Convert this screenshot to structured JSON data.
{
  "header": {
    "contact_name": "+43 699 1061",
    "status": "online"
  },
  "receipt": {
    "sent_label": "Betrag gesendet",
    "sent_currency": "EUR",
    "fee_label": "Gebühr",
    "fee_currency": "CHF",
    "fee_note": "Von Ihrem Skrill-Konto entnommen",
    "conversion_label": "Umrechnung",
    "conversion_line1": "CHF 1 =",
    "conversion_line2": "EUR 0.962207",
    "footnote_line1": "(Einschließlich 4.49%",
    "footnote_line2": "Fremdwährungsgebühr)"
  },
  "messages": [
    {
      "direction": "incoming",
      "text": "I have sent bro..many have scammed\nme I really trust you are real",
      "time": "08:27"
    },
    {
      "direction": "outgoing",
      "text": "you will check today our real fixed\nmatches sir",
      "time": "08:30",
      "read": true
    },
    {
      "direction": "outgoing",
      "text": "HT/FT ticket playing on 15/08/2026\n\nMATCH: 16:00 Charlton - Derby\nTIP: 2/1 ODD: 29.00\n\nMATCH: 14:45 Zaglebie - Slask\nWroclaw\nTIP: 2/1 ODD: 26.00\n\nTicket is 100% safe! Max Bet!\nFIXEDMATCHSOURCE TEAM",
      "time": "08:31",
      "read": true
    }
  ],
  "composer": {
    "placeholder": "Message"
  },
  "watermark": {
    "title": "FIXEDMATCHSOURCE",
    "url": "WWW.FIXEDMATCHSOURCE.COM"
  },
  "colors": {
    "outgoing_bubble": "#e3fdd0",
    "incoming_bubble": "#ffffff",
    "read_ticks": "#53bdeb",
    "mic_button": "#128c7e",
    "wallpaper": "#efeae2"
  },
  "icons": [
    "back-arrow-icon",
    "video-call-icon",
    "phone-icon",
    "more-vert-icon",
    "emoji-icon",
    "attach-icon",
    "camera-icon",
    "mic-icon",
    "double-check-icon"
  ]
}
+ + + +
### PROBLEM DETAILS
Copy out every line from the material above in which the word "text" appears.

### FULL RESPONSE
      "text": "I have sent bro..many have scammed\nme I really trust you are real",
      "text": "you will check today our real fixed\nmatches sir",
      "text": "HT/FT ticket playing on 15/08/2026\n\nMATCH: 16:00 Charlton - Derby\nTIP: 2/1 ODD: 29.00\n\nMATCH: 14:45 Zaglebie - Slask\nWroclaw\nTIP: 2/1 ODD: 26.00\n\nTicket is 100% safe! Max Bet!\nFIXEDMATCHSOURCE TEAM",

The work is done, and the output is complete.